> WRITTEN TASK:
Search the material for "erklärt" and show all lines that contain it.

================================

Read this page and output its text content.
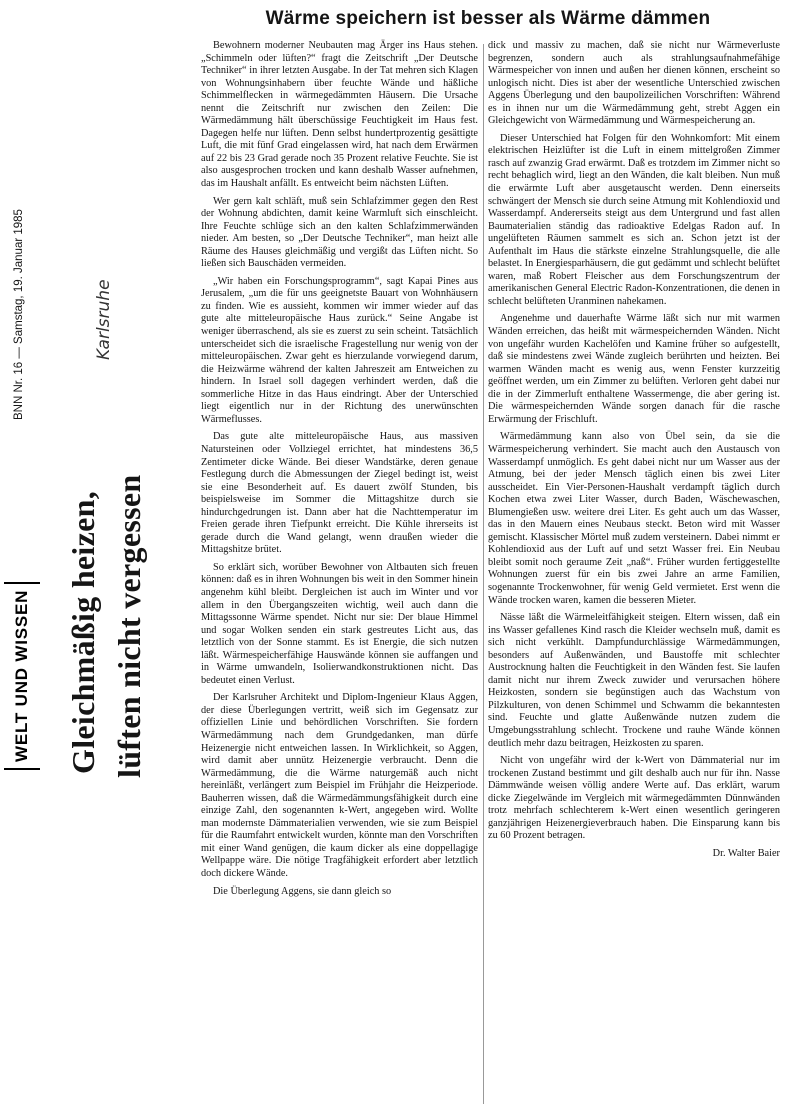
Wärme speichern ist besser als Wärme dämmen
WELT UND WISSEN Gleichmäßig heizen, lüften nicht vergessen
BNN Nr. 16 — Samstag, 19. Januar 1985	Karlsruhe

Bewohnern moderner Neubauten mag Ärger ins Haus stehen. „Schimmeln oder lüften?“ fragt die Zeitschrift „Der Deutsche Techniker“ in ihrer letzten Ausgabe. In der Tat mehren sich Klagen von Wohnungsinhabern über feuchte Wände und häßliche Schimmelflecken in wärmegedämmten Häusern. Die Ursache nennt die Zeitschrift nur zwischen den Zeilen: Die Wärmedämmung hält überschüssige Feuchtigkeit im Haus fest. Dagegen helfe nur lüften. Denn selbst hundertprozentig gesättigte Luft, die mit fünf Grad eingelassen wird, hat nach dem Erwärmen auf 22 bis 23 Grad gerade noch 35 Prozent relative Feuchte. Sie ist also ausgesprochen trocken und kann deshalb Wasser aufnehmen, das im Haushalt anfällt. Es entweicht beim nächsten Lüften.

Wer gern kalt schläft, muß sein Schlafzimmer gegen den Rest der Wohnung abdichten, damit keine Warmluft sich einschleicht. Ihre Feuchte schlüge sich an den kalten Schlafzimmerwänden nieder. Am besten, so „Der Deutsche Techniker“, man heizt alle Räume des Hauses gleichmäßig und vergißt das Lüften nicht. So ließen sich Bauschäden vermeiden.

„Wir haben ein Forschungsprogramm“, sagt Kapai Pines aus Jerusalem, „um die für uns geeignetste Bauart von Wohnhäusern zu finden. Wie es aussieht, kommen wir immer wieder auf das gute alte mitteleuropäische Haus zurück.“ Seine Angabe ist weniger überraschend, als sie es zuerst zu sein scheint. Tatsächlich unterscheidet sich die israelische Fragestellung nur wenig von der mitteleuropäischen. Zwar geht es hierzulande vorwiegend darum, die Heizwärme während der kalten Jahreszeit am Entweichen zu hindern. In Israel soll dagegen verhindert werden, daß die sommerliche Hitze in das Haus eindringt. Aber der Unterschied liegt eigentlich nur in der Richtung des unerwünschten Wärmeflusses.

Das gute alte mitteleuropäische Haus, aus massiven Natursteinen oder Vollziegel errichtet, hat mindestens 36,5 Zentimeter dicke Wände. Bei dieser Wandstärke, deren genaue Festlegung durch die Abmessungen der Ziegel bedingt ist, weist sie eine Besonderheit auf. Es dauert zwölf Stunden, bis beispielsweise im Sommer die Mittagshitze durch sie hindurchgedrungen ist. Dann aber hat die Nachttemperatur im Freien gerade ihren Tiefpunkt erreicht. Die Kühle ihrerseits ist gerade durch die Wand gelangt, wenn draußen wieder die Mittagshitze brütet.

So erklärt sich, worüber Bewohner von Altbauten sich freuen können: daß es in ihren Wohnungen bis weit in den Sommer hinein angenehm kühl bleibt. Dergleichen ist auch im Winter und vor allem in den Übergangszeiten wichtig, weil auch dann die Mittagssonne Wärme spendet. Nicht nur sie: Der blaue Himmel und sogar Wolken senden ein stark gestreutes Licht aus, das letztlich von der Sonne stammt. Es ist Energie, die sich nutzen läßt. Wärmespeicherfähige Hauswände können sie auffangen und in Wärme umwandeln, Isolierwandkonstruktionen nicht. Das bedeutet einen Verlust.

Der Karlsruher Architekt und Diplom-Ingenieur Klaus Aggen, der diese Überlegungen vertritt, weiß sich im Gegensatz zur offiziellen Linie und behördlichen Vorschriften. Sie fordern Wärmedämmung nach dem Grundgedanken, man dürfe Heizenergie nicht entweichen lassen. In Wirklichkeit, so Aggen, wird damit aber unnütz Heizenergie verbraucht. Denn die Wärmedämmung, die die Wärme naturgemäß auch nicht hereinläßt, verlängert zum Beispiel im Frühjahr die Heizperiode. Bauherren wissen, daß die Wärmedämmungsfähigkeit durch eine einzige Zahl, den sogenannten k-Wert, angegeben wird. Wollte man modernste Dämmaterialien verwenden, wie sie zum Beispiel für die Raumfahrt entwickelt wurden, könnte man den Vorschriften mit einer Wand genügen, die kaum dicker als eine doppellagige Wellpappe wäre. Die nötige Tragfähigkeit erfordert aber letztlich doch dickere Wände.

Die Überlegung Aggens, sie dann gleich so

dick und massiv zu machen, daß sie nicht nur Wärmeverluste begrenzen, sondern auch als strahlungsaufnahmefähige Wärmespeicher von innen und außen her dienen können, erscheint so unlogisch nicht. Dies ist aber der wesentliche Unterschied zwischen Aggens Überlegung und den baupolizeilichen Vorschriften: Während es in ihnen nur um die Wärmedämmung geht, strebt Aggen ein Gleichgewicht von Wärmedämmung und Wärmespeicherung an.

Dieser Unterschied hat Folgen für den Wohnkomfort: Mit einem elektrischen Heizlüfter ist die Luft in einem mittelgroßen Zimmer rasch auf zwanzig Grad erwärmt. Daß es trotzdem im Zimmer nicht so recht behaglich wird, liegt an den Wänden, die kalt bleiben. Nun muß die erwärmte Luft aber ausgetauscht werden. Denn einerseits schwängert der Mensch sie durch seine Atmung mit Kohlendioxid und Wasserdampf. Andererseits steigt aus dem Untergrund und fast allen Baumaterialien ständig das radioaktive Edelgas Radon auf. In ungelüfteten Räumen sammelt es sich an. Schon jetzt ist der Aufenthalt im Haus die stärkste einzelne Strahlungsquelle, die alle belastet. In Energiesparhäusern, die gut gedämmt und schlecht belüftet waren, maß Robert Fleischer aus dem Forschungszentrum der amerikanischen General Electric Radon-Konzentrationen, die denen in schlecht belüfteten Uranminen nahekamen.

Angenehme und dauerhafte Wärme läßt sich nur mit warmen Wänden erreichen, das heißt mit wärmespeichernden Wänden. Nicht von ungefähr wurden Kachelöfen und Kamine früher so aufgestellt, daß sie mindestens zwei Wände zugleich berührten und heizten. Bei warmen Wänden macht es wenig aus, wenn Fenster kurzzeitig geöffnet werden, um ein Zimmer zu belüften. Verloren geht dabei nur die in der Zimmerluft enthaltene Wassermenge, die aber gering ist. Die wärmespeichernden Wände sorgen danach für die rasche Erwärmung der Frischluft.

Wärmedämmung kann also von Übel sein, da sie die Wärmespeicherung verhindert. Sie macht auch den Austausch von Wasserdampf unmöglich. Es geht dabei nicht nur um Wasser aus der Atmung, bei der jeder Mensch täglich einen bis zwei Liter ausscheidet. Ein Vier-Personen-Haushalt verdampft täglich durch Kochen etwa zwei Liter Wasser, durch Baden, Wäschewaschen, Blumengießen usw. weitere drei Liter. Es geht auch um das Wasser, das in den Mauern eines Neubaus steckt. Beton wird mit Wasser gemischt. Klassischer Mörtel muß zudem versteinern. Dabei nimmt er Kohlendioxid aus der Luft auf und setzt Wasser frei. Ein Neubau bleibt somit noch geraume Zeit „naß“. Früher wurden fertiggestellte Wohnungen zuerst für ein bis zwei Jahre an arme Familien, sogenannte Trockenwohner, für wenig Geld vermietet. Erst wenn die Wände trocken waren, kamen die besseren Mieter.

Nässe läßt die Wärmeleitfähigkeit steigen. Eltern wissen, daß ein ins Wasser gefallenes Kind rasch die Kleider wechseln muß, damit es sich nicht verkühlt. Dampfundurchlässige Wärmedämmungen, besonders auf Außenwänden, und Baustoffe mit schlechter Austrocknung halten die Feuchtigkeit in den Wänden fest. Sie laufen damit nicht nur ihrem Zweck zuwider und verursachen höhere Heizkosten, sondern sie begünstigen auch das Wachstum von Pilzkulturen, von denen Schimmel und Schwamm die bekanntesten sind. Feuchte und glatte Außenwände nutzen zudem die Umgebungsstrahlung schlecht. Trockene und rauhe Wände können deutlich mehr dazu beitragen, Heizkosten zu sparen.

Nicht von ungefähr wird der k-Wert von Dämmaterial nur im trockenen Zustand bestimmt und gilt deshalb auch nur für ihn. Nasse Dämmwände weisen völlig andere Werte auf. Das erklärt, warum dicke Ziegelwände im Vergleich mit wärmegedämmten Dünnwänden trotz mehrfach schlechterem k-Wert einen wesentlich geringeren ganzjährigen Heizenergieverbrauch haben. Die Einsparung kann bis zu 60 Prozent betragen.

Dr. Walter Baier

================================

> SOLUTION:
So erklärt sich, worüber Bewohner von Altbauten sich freuen können: daß es in ihren Wohnungen bis weit in den Sommer hinein angenehm kühl bleibt. Dergleichen ist auch im Winter und vor allem in den Übergangszeiten wichtig, weil auch dann die Mittagssonne Wärme spendet. Nicht nur sie: Der blaue Himmel und sogar Wolken senden ein stark gestreutes Licht aus, das letztlich von der Sonne stammt. Es ist Energie, die sich nutzen läßt. Wärmespeicherfähige Hauswände können sie auffangen und in Wärme umwandeln, Isolierwandkonstruktionen nicht. Das bedeutet einen Verlust.
Nicht von ungefähr wird der k-Wert von Dämmaterial nur im trockenen Zustand bestimmt und gilt deshalb auch nur für ihn. Nasse Dämmwände weisen völlig andere Werte auf. Das erklärt, warum dicke Ziegelwände im Vergleich mit wärmegedämmten Dünnwänden trotz mehrfach schlechterem k-Wert einen wesentlich geringeren ganzjährigen Heizenergieverbrauch haben. Die Einsparung kann bis zu 60 Prozent betragen.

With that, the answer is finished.